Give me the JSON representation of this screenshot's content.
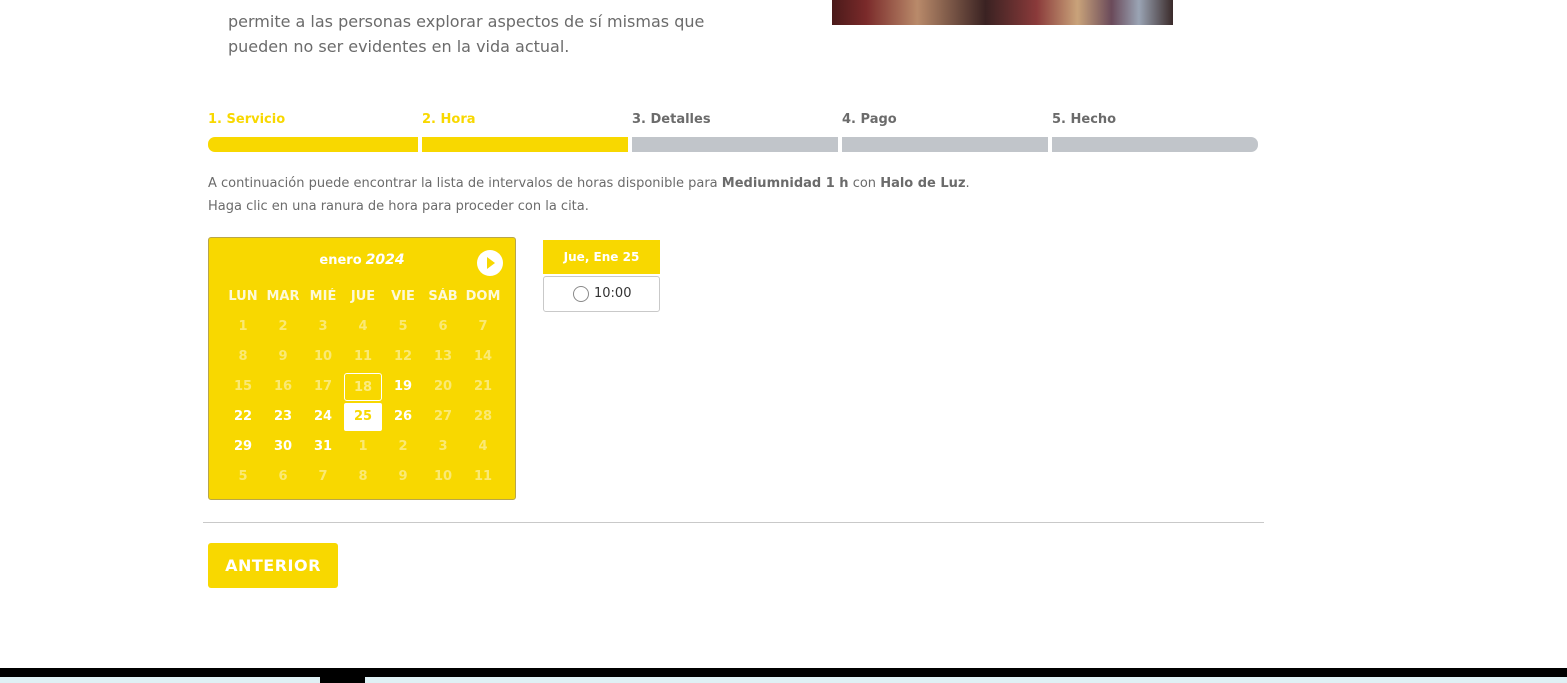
{
  "intro": {
    "lines": [
      "permite a las personas explorar aspectos de sí mismas que",
      "pueden no ser evidentes en la vida actual."
    ]
  },
  "steps": [
    {
      "label": "1. Servicio",
      "active": true
    },
    {
      "label": "2. Hora",
      "active": true
    },
    {
      "label": "3. Detalles",
      "active": false
    },
    {
      "label": "4. Pago",
      "active": false
    },
    {
      "label": "5. Hecho",
      "active": false
    }
  ],
  "info": {
    "line1_prefix": "A continuación puede encontrar la lista de intervalos de horas disponible para",
    "service": "Mediumnidad 1 h",
    "connector": "con",
    "staff": "Halo de Luz",
    "suffix": ".",
    "line2": "Haga clic en una ranura de hora para proceder con la cita."
  },
  "calendar": {
    "month": "enero",
    "year": "2024",
    "weekdays": [
      "LUN",
      "MAR",
      "MIÉ",
      "JUE",
      "VIE",
      "SÁB",
      "DOM"
    ],
    "weeks": [
      [
        {
          "d": "1",
          "s": "dim"
        },
        {
          "d": "2",
          "s": "dim"
        },
        {
          "d": "3",
          "s": "dim"
        },
        {
          "d": "4",
          "s": "dim"
        },
        {
          "d": "5",
          "s": "dim"
        },
        {
          "d": "6",
          "s": "dim"
        },
        {
          "d": "7",
          "s": "dim"
        }
      ],
      [
        {
          "d": "8",
          "s": "dim"
        },
        {
          "d": "9",
          "s": "dim"
        },
        {
          "d": "10",
          "s": "dim"
        },
        {
          "d": "11",
          "s": "dim"
        },
        {
          "d": "12",
          "s": "dim"
        },
        {
          "d": "13",
          "s": "dim"
        },
        {
          "d": "14",
          "s": "dim"
        }
      ],
      [
        {
          "d": "15",
          "s": "dim"
        },
        {
          "d": "16",
          "s": "dim"
        },
        {
          "d": "17",
          "s": "dim"
        },
        {
          "d": "18",
          "s": "today"
        },
        {
          "d": "19",
          "s": "avail"
        },
        {
          "d": "20",
          "s": "dim"
        },
        {
          "d": "21",
          "s": "dim"
        }
      ],
      [
        {
          "d": "22",
          "s": "avail"
        },
        {
          "d": "23",
          "s": "avail"
        },
        {
          "d": "24",
          "s": "avail"
        },
        {
          "d": "25",
          "s": "sel"
        },
        {
          "d": "26",
          "s": "avail"
        },
        {
          "d": "27",
          "s": "dim"
        },
        {
          "d": "28",
          "s": "dim"
        }
      ],
      [
        {
          "d": "29",
          "s": "avail"
        },
        {
          "d": "30",
          "s": "avail"
        },
        {
          "d": "31",
          "s": "avail"
        },
        {
          "d": "1",
          "s": "dim"
        },
        {
          "d": "2",
          "s": "dim"
        },
        {
          "d": "3",
          "s": "dim"
        },
        {
          "d": "4",
          "s": "dim"
        }
      ],
      [
        {
          "d": "5",
          "s": "dim"
        },
        {
          "d": "6",
          "s": "dim"
        },
        {
          "d": "7",
          "s": "dim"
        },
        {
          "d": "8",
          "s": "dim"
        },
        {
          "d": "9",
          "s": "dim"
        },
        {
          "d": "10",
          "s": "dim"
        },
        {
          "d": "11",
          "s": "dim"
        }
      ]
    ]
  },
  "slots": {
    "date_label": "Jue, Ene 25",
    "times": [
      "10:00"
    ]
  },
  "buttons": {
    "previous": "ANTERIOR"
  },
  "colors": {
    "accent": "#f8d800",
    "inactive": "#c1c5ca",
    "text": "#6b6b6b"
  }
}
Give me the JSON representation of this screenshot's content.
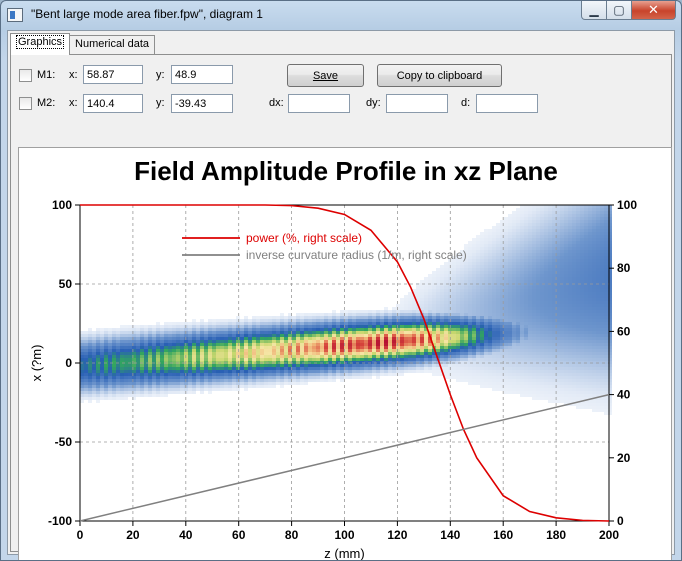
{
  "window": {
    "title": "\"Bent large mode area fiber.fpw\", diagram 1",
    "minimize_label": "▁",
    "maximize_label": "▢",
    "close_label": "✕"
  },
  "tabs": [
    {
      "label": "Graphics",
      "active": true
    },
    {
      "label": "Numerical data",
      "active": false
    }
  ],
  "markers": {
    "m1": {
      "label": "M1:",
      "x_label": "x:",
      "x_value": "58.87",
      "y_label": "y:",
      "y_value": "48.9"
    },
    "m2": {
      "label": "M2:",
      "x_label": "x:",
      "x_value": "140.4",
      "y_label": "y:",
      "y_value": "-39.43"
    }
  },
  "buttons": {
    "save_label": "Save",
    "copy_label": "Copy to clipboard"
  },
  "diffs": {
    "dx_label": "dx:",
    "dx_value": "",
    "dy_label": "dy:",
    "dy_value": "",
    "d_label": "d:",
    "d_value": ""
  },
  "chart_data": {
    "type": "heatmap",
    "title": "Field Amplitude Profile in xz Plane",
    "xlabel": "z (mm)",
    "ylabel": "x (?m)",
    "xlim": [
      0,
      200
    ],
    "ylim": [
      -100,
      100
    ],
    "right_ylim": [
      0,
      100
    ],
    "x_ticks": [
      0,
      20,
      40,
      60,
      80,
      100,
      120,
      140,
      160,
      180,
      200
    ],
    "y_ticks": [
      -100,
      -50,
      0,
      50,
      100
    ],
    "right_ticks": [
      0,
      20,
      40,
      60,
      80,
      100
    ],
    "grid": true,
    "legend_position": "top-center",
    "series": [
      {
        "name": "power (%, right scale)",
        "color": "#dd0000",
        "axis": "right",
        "x": [
          0,
          70,
          80,
          90,
          100,
          110,
          120,
          125,
          130,
          135,
          140,
          145,
          150,
          160,
          170,
          180,
          190,
          200
        ],
        "y": [
          100,
          100,
          99.8,
          99,
          97,
          92,
          82,
          74,
          64,
          52,
          40,
          29,
          20,
          8,
          3,
          1,
          0.2,
          0
        ]
      },
      {
        "name": "inverse curvature radius (1/m, right scale)",
        "color": "#808080",
        "axis": "right",
        "x": [
          0,
          200
        ],
        "y": [
          0,
          40
        ]
      }
    ],
    "field": {
      "center_start": -2,
      "center_end": 24,
      "width_start": 15,
      "width_end": 10,
      "peak_z": 105,
      "decay_z": 170,
      "radiation_spread": true
    }
  }
}
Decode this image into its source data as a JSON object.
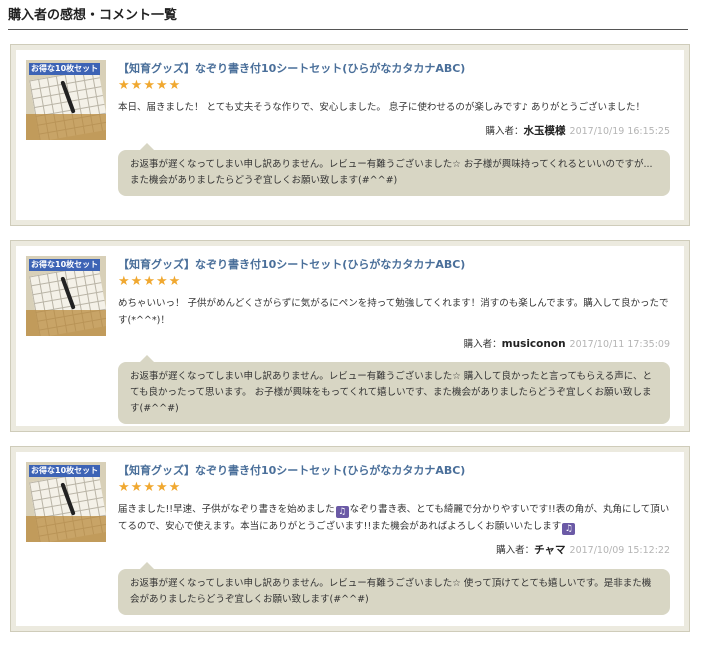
{
  "page": {
    "title": "購入者の感想・コメント一覧"
  },
  "colors": {
    "card_background": "#eceadf",
    "reply_background": "#d8d6c4",
    "product_link": "#4a6f9a",
    "star": "#f0a830",
    "date": "#b4b4b4"
  },
  "icons": {
    "star": "star-icon",
    "music_note": "music-note-icon"
  },
  "reviews": [
    {
      "thumbnail_label": "お得な10枚セット",
      "product_title": "【知育グッズ】なぞり書き付10シートセット(ひらがなカタカナABC)",
      "rating": 5,
      "comment": "本日、届きました！ とても丈夫そうな作りで、安心しました。 息子に使わせるのが楽しみです♪ ありがとうございました！",
      "reviewer_prefix": "購入者：",
      "reviewer": "水玉模様",
      "date": "2017/10/19 16:15:25",
      "reply": "お返事が遅くなってしまい申し訳ありません。レビュー有難うございました☆ お子様が興味持ってくれるといいのですが...また機会がありましたらどうぞ宜しくお願い致します(#^^#)"
    },
    {
      "thumbnail_label": "お得な10枚セット",
      "product_title": "【知育グッズ】なぞり書き付10シートセット(ひらがなカタカナABC)",
      "rating": 5,
      "comment": "めちゃいいっ！ 子供がめんどくさがらずに気がるにペンを持って勉強してくれます！消すのも楽しんでます。購入して良かったです(*^^*)！",
      "reviewer_prefix": "購入者：",
      "reviewer": "musiconon",
      "date": "2017/10/11 17:35:09",
      "reply": "お返事が遅くなってしまい申し訳ありません。レビュー有難うございました☆ 購入して良かったと言ってもらえる声に、とても良かったって思います。 お子様が興味をもってくれて嬉しいです、また機会がありましたらどうぞ宜しくお願い致します(#^^#)"
    },
    {
      "thumbnail_label": "お得な10枚セット",
      "product_title": "【知育グッズ】なぞり書き付10シートセット(ひらがなカタカナABC)",
      "rating": 5,
      "comment_part1": "届きました!!早速、子供がなぞり書きを始めました",
      "comment_part2": "なぞり書き表、とても綺麗で分かりやすいです!!表の角が、丸角にして頂いてるので、安心で使えます。本当にありがとうございます!!また機会があればよろしくお願いいたします",
      "reviewer_prefix": "購入者：",
      "reviewer": "チャマ",
      "date": "2017/10/09 15:12:22",
      "reply": "お返事が遅くなってしまい申し訳ありません。レビュー有難うございました☆ 使って頂けてとても嬉しいです。是非また機会がありましたらどうぞ宜しくお願い致します(#^^#)"
    }
  ]
}
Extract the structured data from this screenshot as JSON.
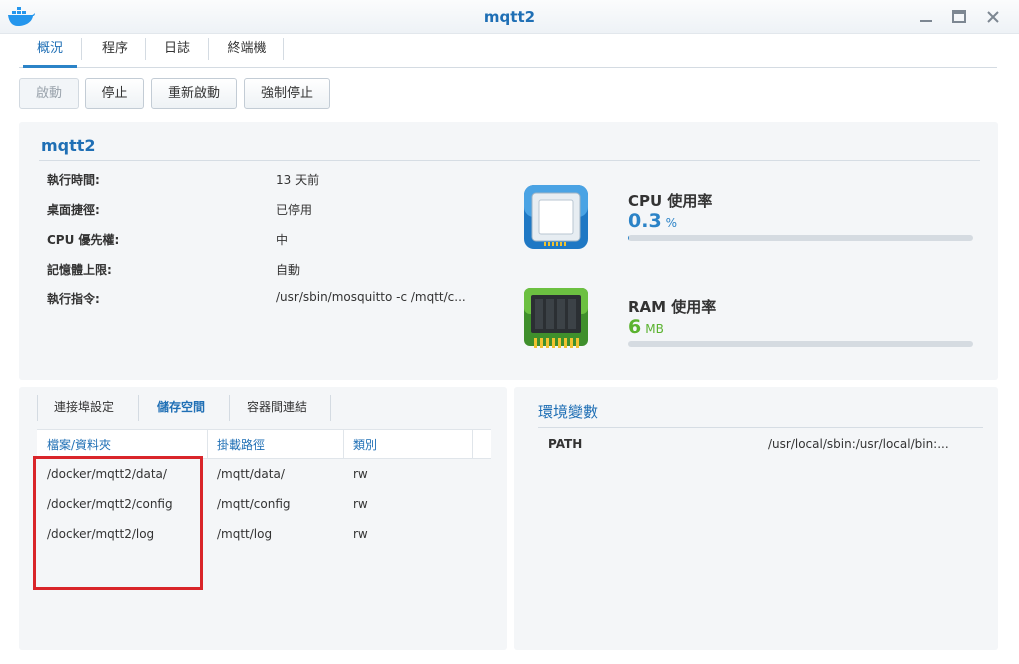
{
  "window": {
    "title": "mqtt2"
  },
  "tabs": [
    {
      "label": "概況"
    },
    {
      "label": "程序"
    },
    {
      "label": "日誌"
    },
    {
      "label": "終端機"
    }
  ],
  "toolbar": {
    "start_label": "啟動",
    "stop_label": "停止",
    "restart_label": "重新啟動",
    "force_stop_label": "強制停止"
  },
  "info": {
    "title": "mqtt2",
    "rows": [
      {
        "label": "執行時間:",
        "value": "13 天前"
      },
      {
        "label": "桌面捷徑:",
        "value": "已停用"
      },
      {
        "label": "CPU 優先權:",
        "value": "中"
      },
      {
        "label": "記憶體上限:",
        "value": "自動"
      },
      {
        "label": "執行指令:",
        "value": "/usr/sbin/mosquitto -c /mqtt/c..."
      }
    ]
  },
  "cpu": {
    "title": "CPU 使用率",
    "value": "0.3",
    "unit": "%",
    "fraction": 0.003,
    "color": "#2b83c7"
  },
  "ram": {
    "title": "RAM 使用率",
    "value": "6",
    "unit": "MB",
    "fraction": 0.0,
    "color": "#5bb330"
  },
  "subtabs": [
    {
      "label": "連接埠設定"
    },
    {
      "label": "儲存空間"
    },
    {
      "label": "容器間連結"
    }
  ],
  "storage": {
    "columns": [
      "檔案/資料夾",
      "掛載路徑",
      "類別"
    ],
    "rows": [
      {
        "path": "/docker/mqtt2/data/",
        "mount": "/mqtt/data/",
        "type": "rw"
      },
      {
        "path": "/docker/mqtt2/config",
        "mount": "/mqtt/config",
        "type": "rw"
      },
      {
        "path": "/docker/mqtt2/log",
        "mount": "/mqtt/log",
        "type": "rw"
      }
    ]
  },
  "env": {
    "title": "環境變數",
    "rows": [
      {
        "key": "PATH",
        "value": "/usr/local/sbin:/usr/local/bin:..."
      }
    ]
  },
  "icons": {
    "app": "docker-whale-icon",
    "minimize": "minimize-icon",
    "maximize": "maximize-icon",
    "close": "close-icon",
    "cpu": "cpu-chip-icon",
    "ram": "ram-module-icon"
  },
  "colors": {
    "accent": "#1f6fb5",
    "highlight": "#d9252a"
  }
}
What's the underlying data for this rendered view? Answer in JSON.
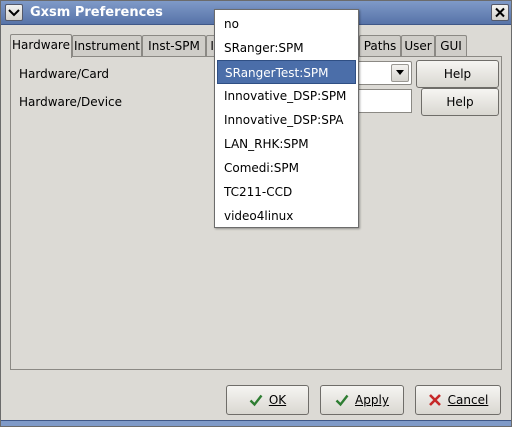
{
  "window": {
    "title": "Gxsm Preferences",
    "colors": {
      "titlebar": "#5773a8",
      "selection": "#4b6ea9",
      "cancel_icon": "#c62828",
      "ok_icon": "#2e7d32"
    }
  },
  "tabs": [
    {
      "label": "Hardware",
      "active": true
    },
    {
      "label": "Instrument",
      "active": false
    },
    {
      "label": "Inst-SPM",
      "active": false
    },
    {
      "label": "In",
      "active": false
    },
    {
      "label": "Paths",
      "active": false
    },
    {
      "label": "User",
      "active": false
    },
    {
      "label": "GUI",
      "active": false
    }
  ],
  "form": {
    "card_label": "Hardware/Card",
    "device_label": "Hardware/Device",
    "device_value": "",
    "help_label": "Help"
  },
  "dropdown": {
    "selected_index": 2,
    "options": [
      "no",
      "SRanger:SPM",
      "SRangerTest:SPM",
      "Innovative_DSP:SPM",
      "Innovative_DSP:SPA",
      "LAN_RHK:SPM",
      "Comedi:SPM",
      "TC211-CCD",
      "video4linux"
    ]
  },
  "footer": {
    "ok_label": "OK",
    "apply_label": "Apply",
    "cancel_label": "Cancel"
  },
  "icons": {
    "window_menu": "chevron-down-icon",
    "close": "close-icon",
    "combo_arrow": "triangle-down-icon",
    "ok": "check-icon",
    "apply": "check-icon",
    "cancel": "x-icon"
  }
}
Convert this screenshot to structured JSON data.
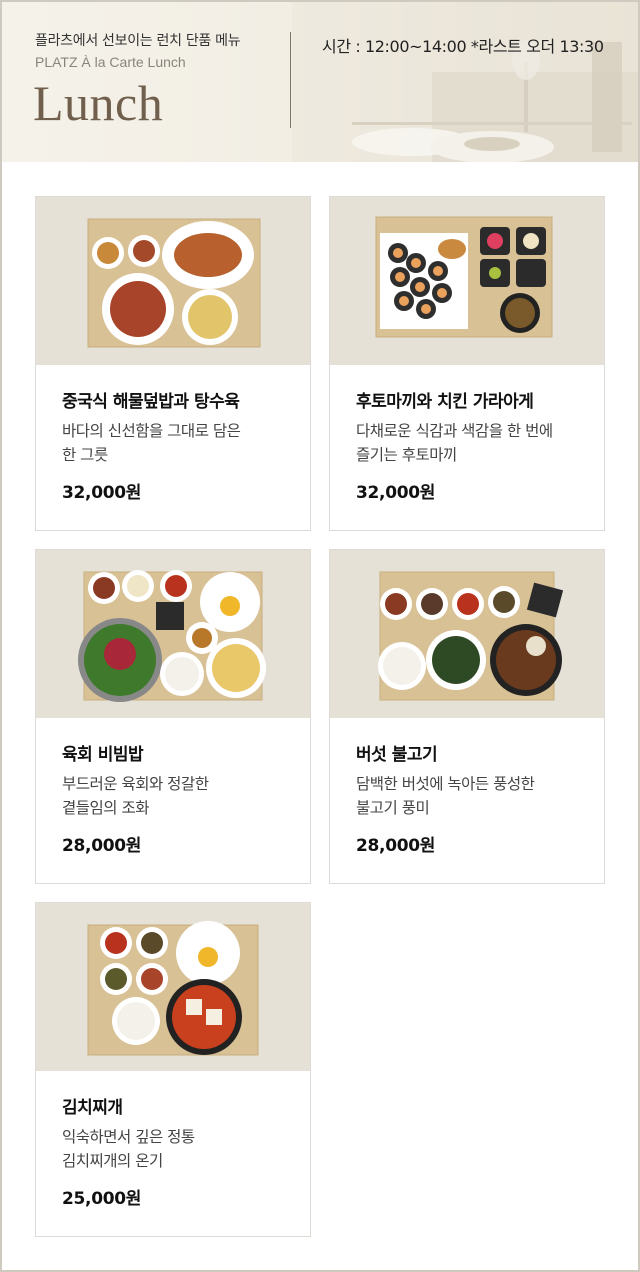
{
  "header": {
    "subtitle": "플라츠에서 선보이는 런치 단품 메뉴",
    "subtitle_en": "PLATZ À la Carte Lunch",
    "title": "Lunch",
    "hours": "시간 : 12:00~14:00 *라스트 오더 13:30"
  },
  "menu": [
    {
      "name": "중국식 해물덮밥과 탕수육",
      "desc_line1": "바다의 신선함을 그대로 담은",
      "desc_line2": "한 그릇",
      "price": "32,000원"
    },
    {
      "name": "후토마끼와 치킨 가라아게",
      "desc_line1": "다채로운 식감과 색감을 한 번에",
      "desc_line2": "즐기는 후토마끼",
      "price": "32,000원"
    },
    {
      "name": "육회 비빔밥",
      "desc_line1": "부드러운 육회와 정갈한",
      "desc_line2": "곁들임의 조화",
      "price": "28,000원"
    },
    {
      "name": "버섯 불고기",
      "desc_line1": "담백한 버섯에 녹아든 풍성한",
      "desc_line2": "불고기 풍미",
      "price": "28,000원"
    },
    {
      "name": "김치찌개",
      "desc_line1": "익숙하면서 깊은 정통",
      "desc_line2": "김치찌개의 온기",
      "price": "25,000원"
    }
  ],
  "colors": {
    "title": "#6f5f4c",
    "border": "#dedbd6",
    "photo_bg": "#e8e3d9",
    "tray": "#dcc49a"
  }
}
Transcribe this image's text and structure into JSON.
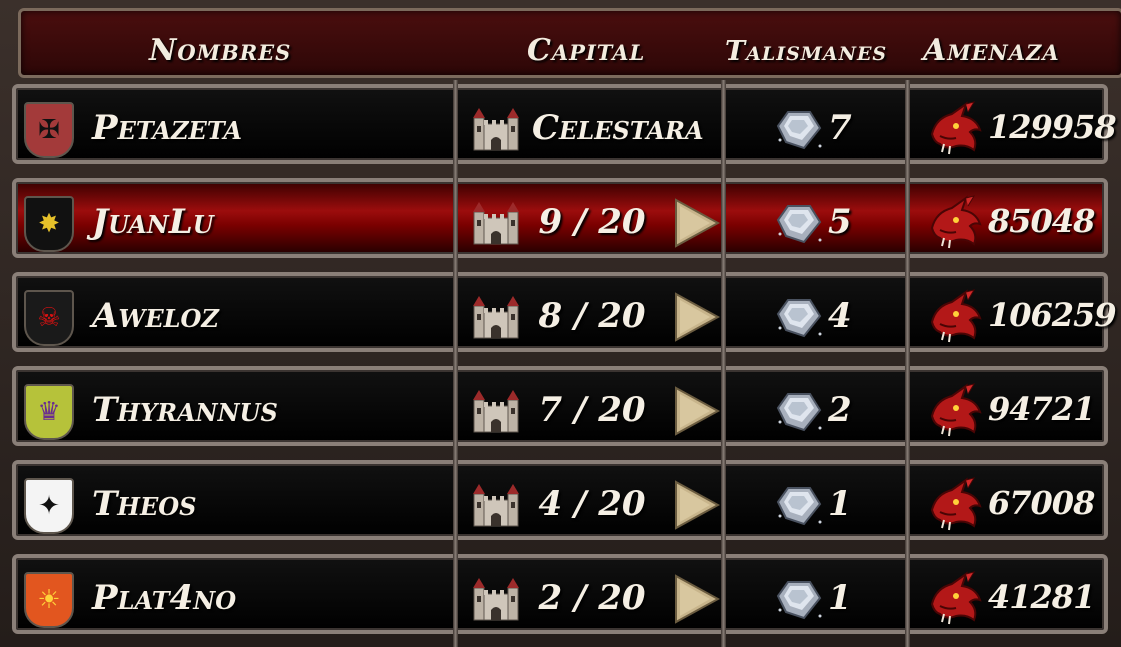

────────────────

• _Set exercise_
Report the number of lines of the listing above that hold the string "sbin", with no other text.

• _Result for this exercise_
2